Write the data out again exactly, dropping any images it holds.
######
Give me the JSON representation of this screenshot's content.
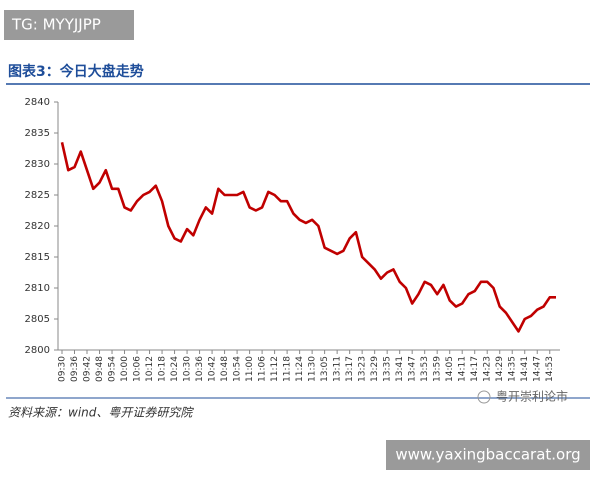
{
  "overlay_top": "TG: MYYJJPP",
  "overlay_bottom": "www.yaxingbaccarat.org",
  "account_mark": "粤开崇利论市",
  "chart_data": {
    "type": "line",
    "title": "图表3：今日大盘走势",
    "source": "资料来源：wind、粤开证券研究院",
    "categories": [
      "09:30",
      null,
      "09:36",
      null,
      "09:42",
      null,
      "09:48",
      null,
      "09:54",
      null,
      "10:00",
      null,
      "10:06",
      null,
      "10:12",
      null,
      "10:18",
      null,
      "10:24",
      null,
      "10:30",
      null,
      "10:36",
      null,
      "10:42",
      null,
      "10:48",
      null,
      "10:54",
      null,
      "11:00",
      null,
      "11:06",
      null,
      "11:12",
      null,
      "11:18",
      null,
      "11:24",
      null,
      "11:30",
      null,
      "13:05",
      null,
      "13:11",
      null,
      "13:17",
      null,
      "13:23",
      null,
      "13:29",
      null,
      "13:35",
      null,
      "13:41",
      null,
      "13:47",
      null,
      "13:53",
      null,
      "13:59",
      null,
      "14:05",
      null,
      "14:11",
      null,
      "14:17",
      null,
      "14:23",
      null,
      "14:29",
      null,
      "14:35",
      null,
      "14:41",
      null,
      "14:47",
      null,
      "14:53",
      null
    ],
    "series": [
      {
        "color": "#c00000",
        "values": [
          2833.5,
          2829,
          2829.5,
          2832,
          2829,
          2826,
          2827,
          2829,
          2826,
          2826,
          2823,
          2822.5,
          2824,
          2825,
          2825.5,
          2826.5,
          2824,
          2820,
          2818,
          2817.5,
          2819.5,
          2818.5,
          2821,
          2823,
          2822,
          2826,
          2825,
          2825,
          2825,
          2825.5,
          2823,
          2822.5,
          2823,
          2825.5,
          2825,
          2824,
          2824,
          2822,
          2821,
          2820.5,
          2821,
          2820,
          2816.5,
          2816,
          2815.5,
          2816,
          2818,
          2819,
          2815,
          2814,
          2813,
          2811.5,
          2812.5,
          2813,
          2811,
          2810,
          2807.5,
          2809,
          2811,
          2810.5,
          2809,
          2810.5,
          2808,
          2807,
          2807.5,
          2809,
          2809.5,
          2811,
          2811,
          2810,
          2807,
          2806,
          2804.5,
          2803,
          2805,
          2805.5,
          2806.5,
          2807,
          2808.5,
          2808.5
        ]
      }
    ],
    "ylim": [
      2800,
      2840
    ],
    "yticks": [
      2800,
      2805,
      2810,
      2815,
      2820,
      2825,
      2830,
      2835,
      2840
    ]
  }
}
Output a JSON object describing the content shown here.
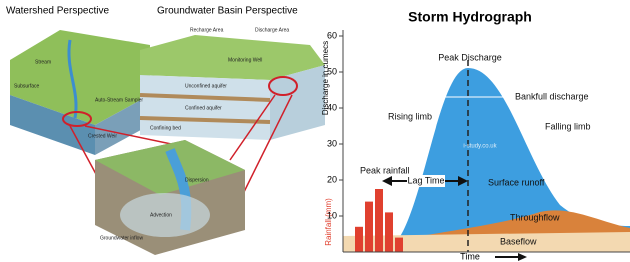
{
  "diagram": {
    "watershed_title": "Watershed Perspective",
    "groundwater_title": "Groundwater Basin Perspective",
    "labels": [
      "Stream",
      "Subsurface",
      "Crested Weir",
      "Auto-Stream Sampler",
      "Recharge Area",
      "Discharge Area",
      "Monitoring Well",
      "Unconfined aquifer",
      "Confined aquifer",
      "Confining bed",
      "Dispersion",
      "Advection",
      "Groundwater inflow"
    ]
  },
  "chart_data": {
    "type": "hydrograph",
    "title": "Storm Hydrograph",
    "y_label": "Discharge in cumecs",
    "rainfall_label": "Rainfall (mm)",
    "x_label": "Time",
    "ylim": [
      0,
      60
    ],
    "yticks": [
      10,
      20,
      30,
      40,
      50,
      60
    ],
    "rainfall_values": [
      7,
      14,
      17.5,
      11,
      4
    ],
    "rainfall_color": "#e0402f",
    "annotations": [
      "Peak Discharge",
      "Bankfull discharge",
      "Rising limb",
      "Falling limb",
      "Peak rainfall",
      "Lag Time",
      "Surface runoff",
      "Throughflow",
      "Baseflow",
      "i-study.co.uk"
    ]
  }
}
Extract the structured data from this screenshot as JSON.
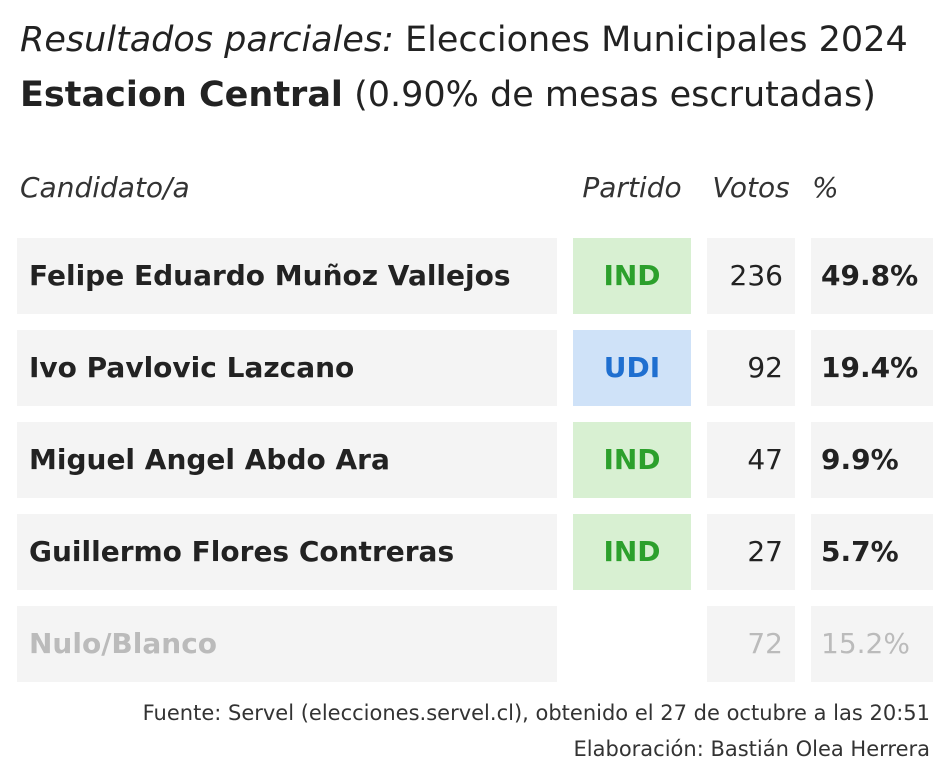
{
  "header": {
    "title_italic": "Resultados parciales:",
    "title_rest": " Elecciones Municipales 2024",
    "subtitle_bold": "Estacion Central",
    "subtitle_rest": " (0.90% de mesas escrutadas)"
  },
  "columns": {
    "candidate": "Candidato/a",
    "party": "Partido",
    "votes": "Votos",
    "percent": "%"
  },
  "rows": [
    {
      "name": "Felipe Eduardo Muñoz Vallejos",
      "party": "IND",
      "votes": "236",
      "percent": "49.8%"
    },
    {
      "name": "Ivo Pavlovic Lazcano",
      "party": "UDI",
      "votes": "92",
      "percent": "19.4%"
    },
    {
      "name": "Miguel Angel Abdo Ara",
      "party": "IND",
      "votes": "47",
      "percent": "9.9%"
    },
    {
      "name": "Guillermo Flores Contreras",
      "party": "IND",
      "votes": "27",
      "percent": "5.7%"
    },
    {
      "name": "Nulo/Blanco",
      "party": "",
      "votes": "72",
      "percent": "15.2%"
    }
  ],
  "footer": {
    "source": "Fuente: Servel (elecciones.servel.cl), obtenido el 27 de octubre a las 20:51",
    "credit": "Elaboración: Bastián Olea Herrera"
  },
  "colors": {
    "ind_bg": "#d8f0d2",
    "ind_text": "#2ca02c",
    "udi_bg": "#cfe2f8",
    "udi_text": "#1f6fd0",
    "cell_bg": "#f4f4f4",
    "muted_text": "#bbbbbb"
  },
  "chart_data": {
    "type": "table",
    "columns": [
      "Candidato/a",
      "Partido",
      "Votos",
      "%"
    ],
    "rows": [
      [
        "Felipe Eduardo Muñoz Vallejos",
        "IND",
        236,
        49.8
      ],
      [
        "Ivo Pavlovic Lazcano",
        "UDI",
        92,
        19.4
      ],
      [
        "Miguel Angel Abdo Ara",
        "IND",
        47,
        9.9
      ],
      [
        "Guillermo Flores Contreras",
        "IND",
        27,
        5.7
      ],
      [
        "Nulo/Blanco",
        "",
        72,
        15.2
      ]
    ]
  }
}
######
» Reply
Give me the JSON representation of this screenshot's content.
{
  "overlay_top": "TG: MYYJJPP",
  "overlay_bottom": "www.yaxingbaccarat.org",
  "account_mark": "粤开崇利论市",
  "chart_data": {
    "type": "line",
    "title": "图表3：今日大盘走势",
    "source": "资料来源：wind、粤开证券研究院",
    "categories": [
      "09:30",
      null,
      "09:36",
      null,
      "09:42",
      null,
      "09:48",
      null,
      "09:54",
      null,
      "10:00",
      null,
      "10:06",
      null,
      "10:12",
      null,
      "10:18",
      null,
      "10:24",
      null,
      "10:30",
      null,
      "10:36",
      null,
      "10:42",
      null,
      "10:48",
      null,
      "10:54",
      null,
      "11:00",
      null,
      "11:06",
      null,
      "11:12",
      null,
      "11:18",
      null,
      "11:24",
      null,
      "11:30",
      null,
      "13:05",
      null,
      "13:11",
      null,
      "13:17",
      null,
      "13:23",
      null,
      "13:29",
      null,
      "13:35",
      null,
      "13:41",
      null,
      "13:47",
      null,
      "13:53",
      null,
      "13:59",
      null,
      "14:05",
      null,
      "14:11",
      null,
      "14:17",
      null,
      "14:23",
      null,
      "14:29",
      null,
      "14:35",
      null,
      "14:41",
      null,
      "14:47",
      null,
      "14:53",
      null
    ],
    "series": [
      {
        "color": "#c00000",
        "values": [
          2833.5,
          2829,
          2829.5,
          2832,
          2829,
          2826,
          2827,
          2829,
          2826,
          2826,
          2823,
          2822.5,
          2824,
          2825,
          2825.5,
          2826.5,
          2824,
          2820,
          2818,
          2817.5,
          2819.5,
          2818.5,
          2821,
          2823,
          2822,
          2826,
          2825,
          2825,
          2825,
          2825.5,
          2823,
          2822.5,
          2823,
          2825.5,
          2825,
          2824,
          2824,
          2822,
          2821,
          2820.5,
          2821,
          2820,
          2816.5,
          2816,
          2815.5,
          2816,
          2818,
          2819,
          2815,
          2814,
          2813,
          2811.5,
          2812.5,
          2813,
          2811,
          2810,
          2807.5,
          2809,
          2811,
          2810.5,
          2809,
          2810.5,
          2808,
          2807,
          2807.5,
          2809,
          2809.5,
          2811,
          2811,
          2810,
          2807,
          2806,
          2804.5,
          2803,
          2805,
          2805.5,
          2806.5,
          2807,
          2808.5,
          2808.5
        ]
      }
    ],
    "ylim": [
      2800,
      2840
    ],
    "yticks": [
      2800,
      2805,
      2810,
      2815,
      2820,
      2825,
      2830,
      2835,
      2840
    ]
  }
}
Output a JSON object describing the content shown here.
{
  "diagram": {
    "watershed_title": "Watershed Perspective",
    "groundwater_title": "Groundwater Basin Perspective",
    "labels": [
      "Stream",
      "Subsurface",
      "Crested Weir",
      "Auto-Stream Sampler",
      "Recharge Area",
      "Discharge Area",
      "Monitoring Well",
      "Unconfined aquifer",
      "Confined aquifer",
      "Confining bed",
      "Dispersion",
      "Advection",
      "Groundwater inflow"
    ]
  },
  "chart_data": {
    "type": "hydrograph",
    "title": "Storm Hydrograph",
    "y_label": "Discharge in cumecs",
    "rainfall_label": "Rainfall (mm)",
    "x_label": "Time",
    "ylim": [
      0,
      60
    ],
    "yticks": [
      10,
      20,
      30,
      40,
      50,
      60
    ],
    "rainfall_values": [
      7,
      14,
      17.5,
      11,
      4
    ],
    "rainfall_color": "#e0402f",
    "annotations": [
      "Peak Discharge",
      "Bankfull discharge",
      "Rising limb",
      "Falling limb",
      "Peak rainfall",
      "Lag Time",
      "Surface runoff",
      "Throughflow",
      "Baseflow",
      "i-study.co.uk"
    ]
  }
}
Extract the structured data from this screenshot as JSON.
{
  "header": {
    "title_italic": "Resultados parciales:",
    "title_rest": " Elecciones Municipales 2024",
    "subtitle_bold": "Estacion Central",
    "subtitle_rest": " (0.90% de mesas escrutadas)"
  },
  "columns": {
    "candidate": "Candidato/a",
    "party": "Partido",
    "votes": "Votos",
    "percent": "%"
  },
  "rows": [
    {
      "name": "Felipe Eduardo Muñoz Vallejos",
      "party": "IND",
      "votes": "236",
      "percent": "49.8%"
    },
    {
      "name": "Ivo Pavlovic Lazcano",
      "party": "UDI",
      "votes": "92",
      "percent": "19.4%"
    },
    {
      "name": "Miguel Angel Abdo Ara",
      "party": "IND",
      "votes": "47",
      "percent": "9.9%"
    },
    {
      "name": "Guillermo Flores Contreras",
      "party": "IND",
      "votes": "27",
      "percent": "5.7%"
    },
    {
      "name": "Nulo/Blanco",
      "party": "",
      "votes": "72",
      "percent": "15.2%"
    }
  ],
  "footer": {
    "source": "Fuente: Servel (elecciones.servel.cl), obtenido el 27 de octubre a las 20:51",
    "credit": "Elaboración: Bastián Olea Herrera"
  },
  "colors": {
    "ind_bg": "#d8f0d2",
    "ind_text": "#2ca02c",
    "udi_bg": "#cfe2f8",
    "udi_text": "#1f6fd0",
    "cell_bg": "#f4f4f4",
    "muted_text": "#bbbbbb"
  },
  "chart_data": {
    "type": "table",
    "columns": [
      "Candidato/a",
      "Partido",
      "Votos",
      "%"
    ],
    "rows": [
      [
        "Felipe Eduardo Muñoz Vallejos",
        "IND",
        236,
        49.8
      ],
      [
        "Ivo Pavlovic Lazcano",
        "UDI",
        92,
        19.4
      ],
      [
        "Miguel Angel Abdo Ara",
        "IND",
        47,
        9.9
      ],
      [
        "Guillermo Flores Contreras",
        "IND",
        27,
        5.7
      ],
      [
        "Nulo/Blanco",
        "",
        72,
        15.2
      ]
    ]
  }
}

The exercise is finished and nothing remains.